[Work to complete]:
Leaving out the pictures, output the lines from the one that contains "Extract the structured" through the end of the material, exactly as they stand.

[Data listing]:

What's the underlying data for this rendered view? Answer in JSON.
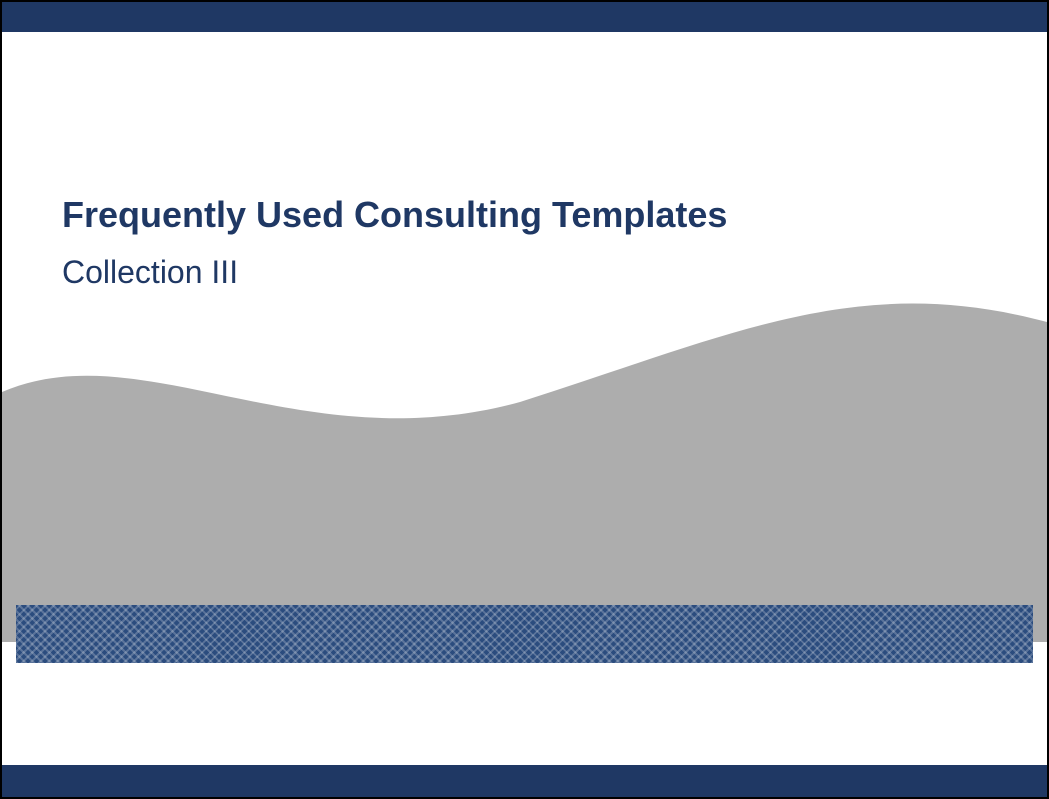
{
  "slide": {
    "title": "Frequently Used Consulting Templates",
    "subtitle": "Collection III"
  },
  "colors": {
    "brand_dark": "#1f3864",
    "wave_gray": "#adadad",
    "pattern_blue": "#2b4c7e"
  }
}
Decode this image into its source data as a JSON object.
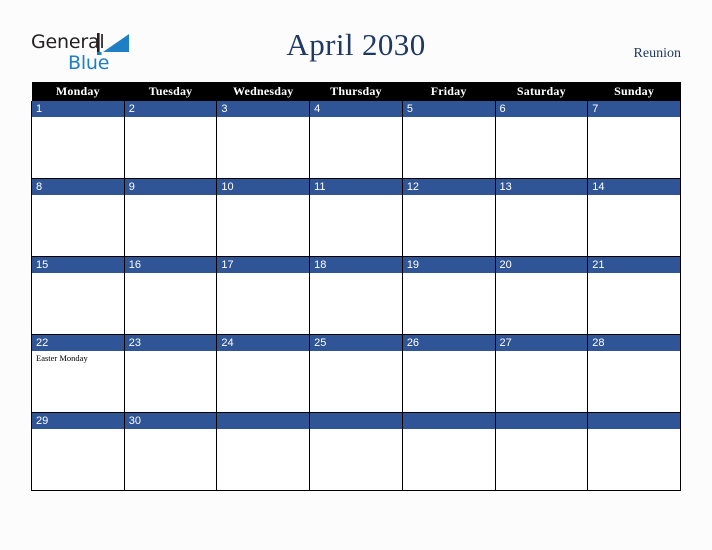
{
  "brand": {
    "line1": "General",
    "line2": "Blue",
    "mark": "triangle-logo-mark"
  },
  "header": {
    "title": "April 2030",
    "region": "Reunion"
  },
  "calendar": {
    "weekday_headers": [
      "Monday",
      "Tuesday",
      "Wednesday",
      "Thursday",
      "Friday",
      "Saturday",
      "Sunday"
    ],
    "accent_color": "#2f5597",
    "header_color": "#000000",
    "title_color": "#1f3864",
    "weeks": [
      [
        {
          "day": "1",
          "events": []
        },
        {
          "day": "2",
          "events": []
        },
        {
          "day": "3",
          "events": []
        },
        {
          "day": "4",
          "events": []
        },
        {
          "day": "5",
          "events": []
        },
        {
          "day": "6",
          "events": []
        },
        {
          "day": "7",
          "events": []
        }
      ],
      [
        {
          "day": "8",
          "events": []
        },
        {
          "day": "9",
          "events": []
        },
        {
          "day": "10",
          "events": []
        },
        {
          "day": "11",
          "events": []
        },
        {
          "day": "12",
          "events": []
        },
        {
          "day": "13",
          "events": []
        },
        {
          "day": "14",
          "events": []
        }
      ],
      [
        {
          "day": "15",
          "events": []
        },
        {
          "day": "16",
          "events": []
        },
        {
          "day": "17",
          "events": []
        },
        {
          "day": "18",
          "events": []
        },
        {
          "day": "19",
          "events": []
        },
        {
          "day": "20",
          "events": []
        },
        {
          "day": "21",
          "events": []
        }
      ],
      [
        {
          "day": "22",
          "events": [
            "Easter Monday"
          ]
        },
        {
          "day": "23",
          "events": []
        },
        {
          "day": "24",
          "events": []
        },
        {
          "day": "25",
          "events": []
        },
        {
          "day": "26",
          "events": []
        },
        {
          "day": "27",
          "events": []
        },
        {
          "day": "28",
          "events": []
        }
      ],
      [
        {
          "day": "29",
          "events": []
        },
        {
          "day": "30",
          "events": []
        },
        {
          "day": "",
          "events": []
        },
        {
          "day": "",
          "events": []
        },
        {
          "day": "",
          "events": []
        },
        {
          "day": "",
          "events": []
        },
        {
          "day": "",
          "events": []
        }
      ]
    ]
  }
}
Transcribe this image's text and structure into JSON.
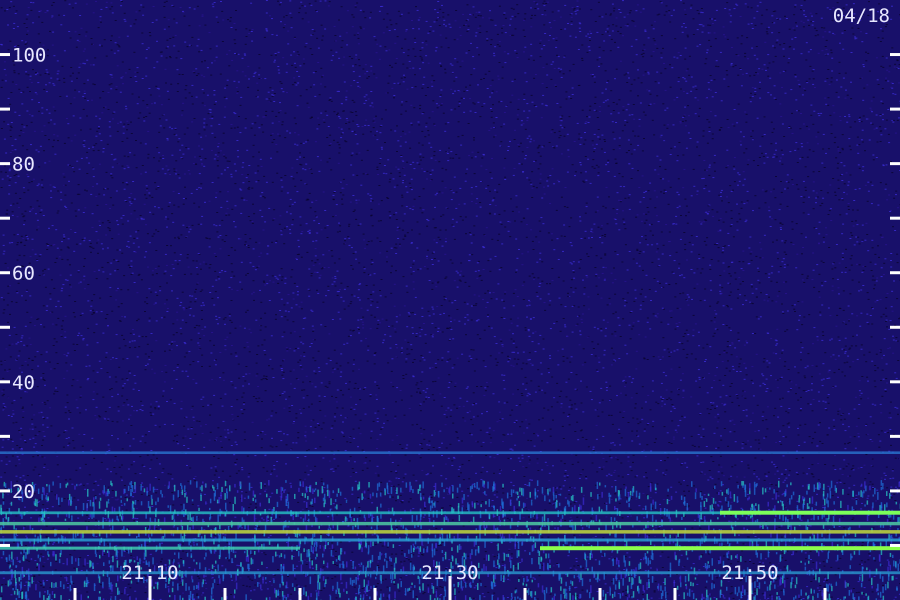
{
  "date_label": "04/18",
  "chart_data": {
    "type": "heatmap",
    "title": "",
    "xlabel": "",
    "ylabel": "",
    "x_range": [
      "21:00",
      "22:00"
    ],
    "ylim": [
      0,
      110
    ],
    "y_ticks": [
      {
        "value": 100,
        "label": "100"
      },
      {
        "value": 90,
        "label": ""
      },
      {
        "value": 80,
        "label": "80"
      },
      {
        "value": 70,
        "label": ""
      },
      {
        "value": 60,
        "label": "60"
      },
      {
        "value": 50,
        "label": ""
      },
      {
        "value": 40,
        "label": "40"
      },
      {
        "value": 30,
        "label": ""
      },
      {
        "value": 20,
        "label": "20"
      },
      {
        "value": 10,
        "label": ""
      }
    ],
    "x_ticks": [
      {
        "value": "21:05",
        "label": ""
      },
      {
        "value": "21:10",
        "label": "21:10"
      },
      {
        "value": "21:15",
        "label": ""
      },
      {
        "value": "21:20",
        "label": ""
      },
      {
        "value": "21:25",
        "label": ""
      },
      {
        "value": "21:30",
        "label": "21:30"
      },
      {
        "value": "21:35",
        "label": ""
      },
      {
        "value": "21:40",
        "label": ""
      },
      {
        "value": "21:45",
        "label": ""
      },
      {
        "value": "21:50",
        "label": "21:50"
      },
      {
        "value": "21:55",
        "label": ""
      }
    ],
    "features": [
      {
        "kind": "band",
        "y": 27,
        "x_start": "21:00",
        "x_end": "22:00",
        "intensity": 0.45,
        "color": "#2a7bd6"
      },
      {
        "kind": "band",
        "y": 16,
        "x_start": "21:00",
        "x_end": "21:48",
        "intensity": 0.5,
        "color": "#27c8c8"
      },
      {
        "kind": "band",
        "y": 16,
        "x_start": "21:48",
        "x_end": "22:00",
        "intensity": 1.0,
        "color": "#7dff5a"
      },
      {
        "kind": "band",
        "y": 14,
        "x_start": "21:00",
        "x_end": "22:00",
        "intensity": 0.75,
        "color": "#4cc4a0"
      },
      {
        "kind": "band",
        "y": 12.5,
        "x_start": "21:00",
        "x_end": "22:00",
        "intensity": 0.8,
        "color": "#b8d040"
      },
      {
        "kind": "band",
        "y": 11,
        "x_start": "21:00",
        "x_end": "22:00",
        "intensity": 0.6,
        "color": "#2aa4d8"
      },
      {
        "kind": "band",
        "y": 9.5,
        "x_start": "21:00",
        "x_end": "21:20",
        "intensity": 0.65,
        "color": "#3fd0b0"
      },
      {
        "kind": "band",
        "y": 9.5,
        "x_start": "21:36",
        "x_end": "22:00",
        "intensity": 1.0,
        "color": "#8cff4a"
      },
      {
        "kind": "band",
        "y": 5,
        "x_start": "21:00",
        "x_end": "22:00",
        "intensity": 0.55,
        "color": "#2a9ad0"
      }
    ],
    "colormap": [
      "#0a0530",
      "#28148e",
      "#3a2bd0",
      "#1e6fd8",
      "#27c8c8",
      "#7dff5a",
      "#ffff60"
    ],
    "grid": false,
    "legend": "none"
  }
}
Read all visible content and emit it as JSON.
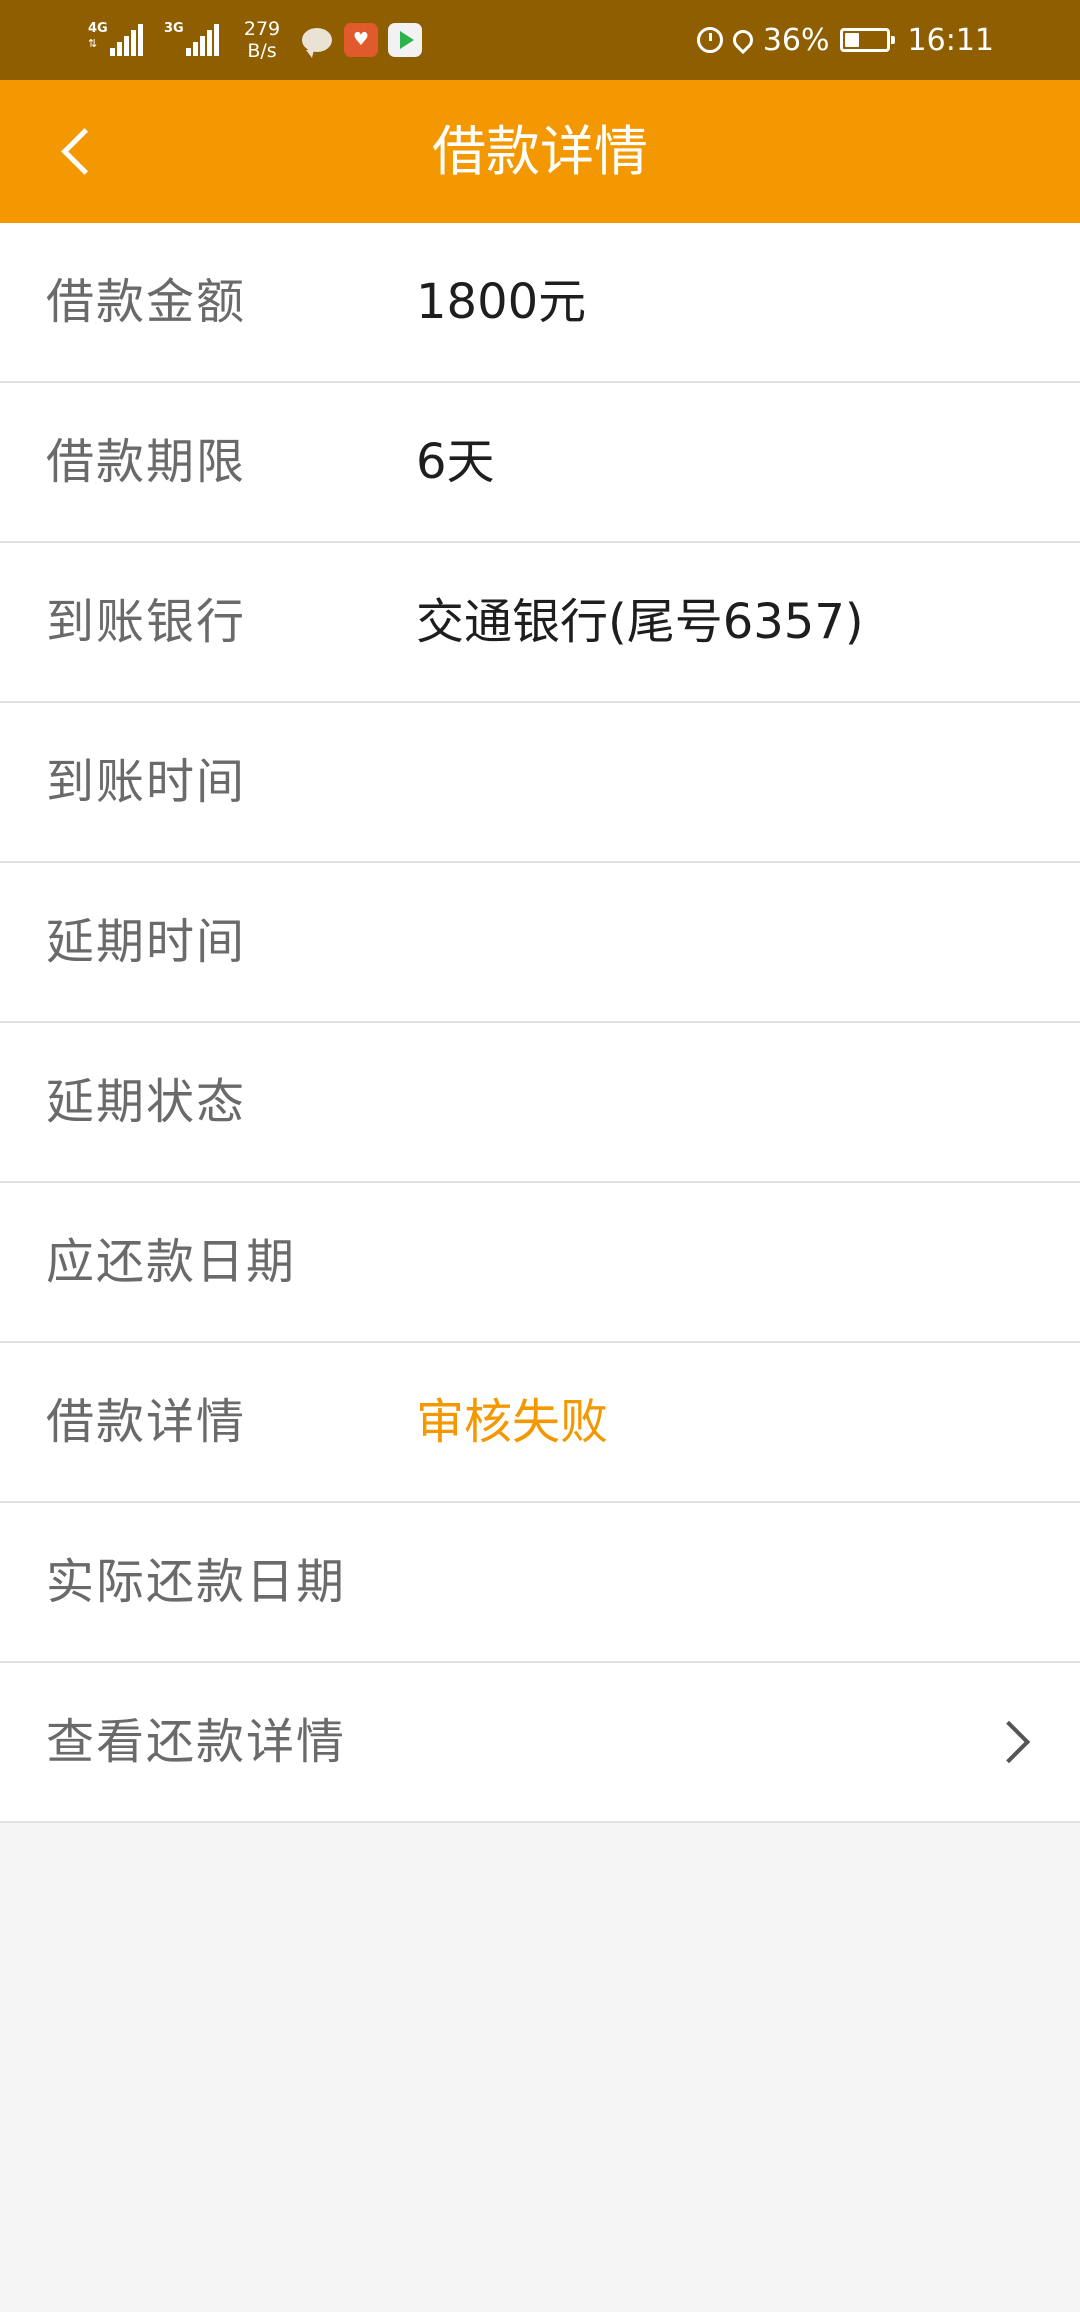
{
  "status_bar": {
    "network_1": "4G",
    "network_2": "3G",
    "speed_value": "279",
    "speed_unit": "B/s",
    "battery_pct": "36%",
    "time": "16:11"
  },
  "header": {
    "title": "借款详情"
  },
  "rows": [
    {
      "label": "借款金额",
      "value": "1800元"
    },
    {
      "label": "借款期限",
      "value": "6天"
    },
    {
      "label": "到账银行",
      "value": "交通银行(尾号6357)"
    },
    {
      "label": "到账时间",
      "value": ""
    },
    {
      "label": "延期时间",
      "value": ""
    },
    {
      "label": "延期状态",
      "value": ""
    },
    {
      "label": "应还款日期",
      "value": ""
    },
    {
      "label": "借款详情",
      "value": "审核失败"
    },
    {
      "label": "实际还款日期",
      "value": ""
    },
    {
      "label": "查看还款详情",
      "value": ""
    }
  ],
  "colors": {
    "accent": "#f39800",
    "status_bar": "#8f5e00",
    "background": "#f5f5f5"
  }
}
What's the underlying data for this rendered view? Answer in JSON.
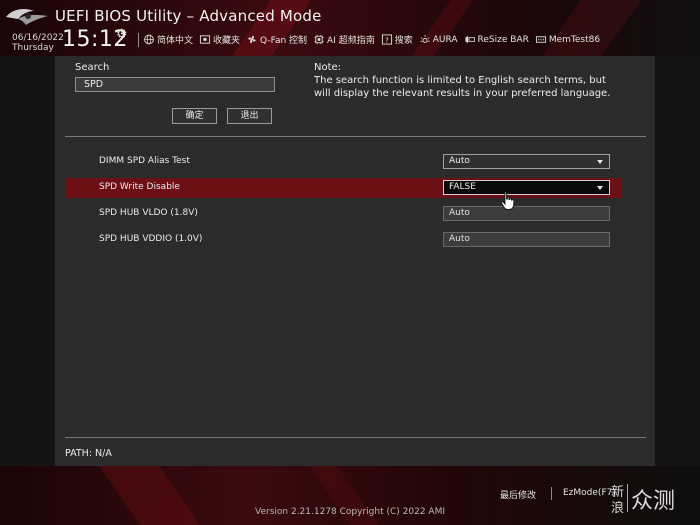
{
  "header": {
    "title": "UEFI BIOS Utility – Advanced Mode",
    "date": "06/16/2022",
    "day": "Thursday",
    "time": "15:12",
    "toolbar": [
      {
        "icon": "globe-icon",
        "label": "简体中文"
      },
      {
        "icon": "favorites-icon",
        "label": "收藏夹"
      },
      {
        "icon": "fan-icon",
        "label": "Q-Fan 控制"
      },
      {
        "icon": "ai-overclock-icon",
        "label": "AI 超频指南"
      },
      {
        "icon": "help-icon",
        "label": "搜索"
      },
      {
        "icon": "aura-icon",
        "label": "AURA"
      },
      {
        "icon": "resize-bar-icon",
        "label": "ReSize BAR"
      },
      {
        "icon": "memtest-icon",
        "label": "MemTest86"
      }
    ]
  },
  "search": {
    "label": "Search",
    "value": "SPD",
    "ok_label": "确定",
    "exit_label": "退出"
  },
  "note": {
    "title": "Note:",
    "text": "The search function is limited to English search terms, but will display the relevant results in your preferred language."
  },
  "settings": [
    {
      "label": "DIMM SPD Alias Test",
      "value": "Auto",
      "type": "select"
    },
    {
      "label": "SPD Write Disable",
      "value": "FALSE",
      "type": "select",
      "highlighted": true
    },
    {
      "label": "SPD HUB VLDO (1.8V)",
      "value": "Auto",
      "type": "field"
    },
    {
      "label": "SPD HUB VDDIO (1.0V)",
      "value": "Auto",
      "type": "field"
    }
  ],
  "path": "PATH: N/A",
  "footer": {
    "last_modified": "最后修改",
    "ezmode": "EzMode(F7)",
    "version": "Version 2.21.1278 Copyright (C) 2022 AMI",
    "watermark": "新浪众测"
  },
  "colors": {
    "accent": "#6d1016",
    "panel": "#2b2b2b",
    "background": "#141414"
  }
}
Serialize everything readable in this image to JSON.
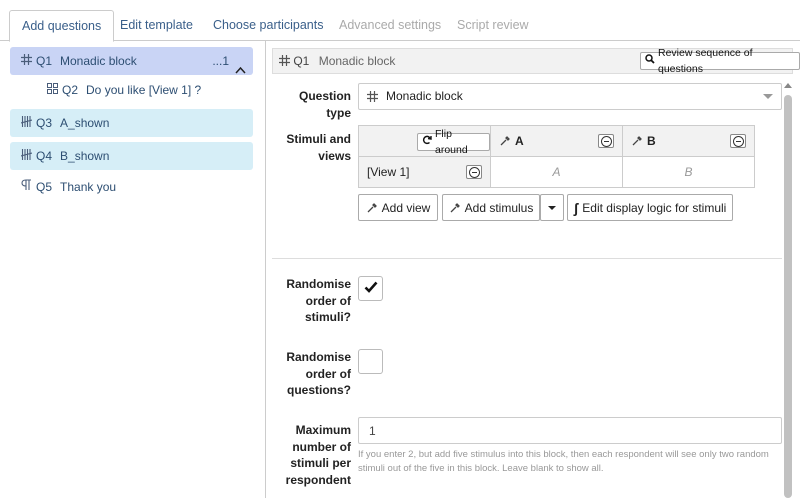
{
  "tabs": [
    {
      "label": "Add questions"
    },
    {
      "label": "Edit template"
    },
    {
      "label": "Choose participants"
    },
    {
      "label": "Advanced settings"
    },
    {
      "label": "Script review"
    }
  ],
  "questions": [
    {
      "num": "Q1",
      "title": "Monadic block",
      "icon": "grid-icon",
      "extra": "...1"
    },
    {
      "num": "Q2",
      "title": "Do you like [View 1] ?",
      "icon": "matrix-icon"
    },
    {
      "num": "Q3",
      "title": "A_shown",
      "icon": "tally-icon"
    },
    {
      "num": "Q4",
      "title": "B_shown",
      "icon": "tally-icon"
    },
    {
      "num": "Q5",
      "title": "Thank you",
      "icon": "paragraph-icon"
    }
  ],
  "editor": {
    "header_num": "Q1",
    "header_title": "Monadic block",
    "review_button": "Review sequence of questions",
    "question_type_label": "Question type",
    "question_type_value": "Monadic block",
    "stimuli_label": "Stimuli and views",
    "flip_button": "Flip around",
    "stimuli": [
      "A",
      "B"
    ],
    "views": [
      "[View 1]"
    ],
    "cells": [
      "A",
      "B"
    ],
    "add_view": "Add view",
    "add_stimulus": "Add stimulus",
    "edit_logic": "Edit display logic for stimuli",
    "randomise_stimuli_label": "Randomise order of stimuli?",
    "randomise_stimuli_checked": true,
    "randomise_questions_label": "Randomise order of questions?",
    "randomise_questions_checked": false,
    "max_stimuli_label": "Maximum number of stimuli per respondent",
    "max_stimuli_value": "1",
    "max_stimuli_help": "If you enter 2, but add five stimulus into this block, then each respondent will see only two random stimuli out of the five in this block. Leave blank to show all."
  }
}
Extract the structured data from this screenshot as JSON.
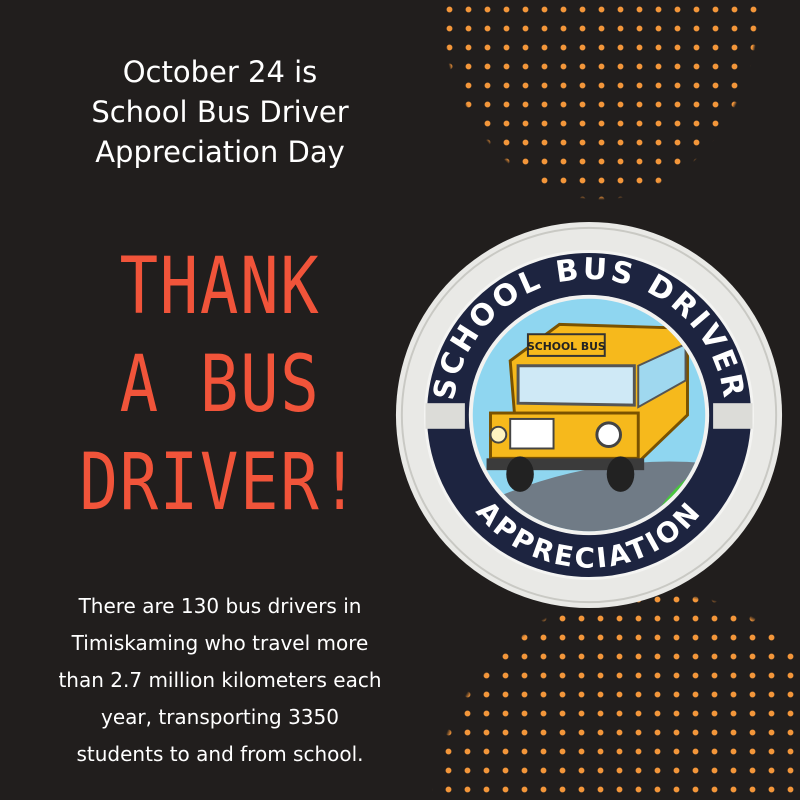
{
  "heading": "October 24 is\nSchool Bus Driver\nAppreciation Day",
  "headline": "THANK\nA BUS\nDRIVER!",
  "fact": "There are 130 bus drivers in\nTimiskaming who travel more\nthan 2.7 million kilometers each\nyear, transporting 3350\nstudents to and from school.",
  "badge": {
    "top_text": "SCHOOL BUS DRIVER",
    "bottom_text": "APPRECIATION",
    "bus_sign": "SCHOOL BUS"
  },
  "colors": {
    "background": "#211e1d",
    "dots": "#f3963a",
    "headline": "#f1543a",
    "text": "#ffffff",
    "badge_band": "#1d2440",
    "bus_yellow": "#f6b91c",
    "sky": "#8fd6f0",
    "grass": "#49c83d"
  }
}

[Result for this exercise]:
Extract the structured data from this screenshot as JSON.
{
  "heading": "October 24 is\nSchool Bus Driver\nAppreciation Day",
  "headline": "THANK\nA BUS\nDRIVER!",
  "fact": "There are 130 bus drivers in\nTimiskaming who travel more\nthan 2.7 million kilometers each\nyear, transporting 3350\nstudents to and from school.",
  "badge": {
    "top_text": "SCHOOL BUS DRIVER",
    "bottom_text": "APPRECIATION",
    "bus_sign": "SCHOOL BUS"
  },
  "colors": {
    "background": "#211e1d",
    "dots": "#f3963a",
    "headline": "#f1543a",
    "text": "#ffffff",
    "badge_band": "#1d2440",
    "bus_yellow": "#f6b91c",
    "sky": "#8fd6f0",
    "grass": "#49c83d"
  }
}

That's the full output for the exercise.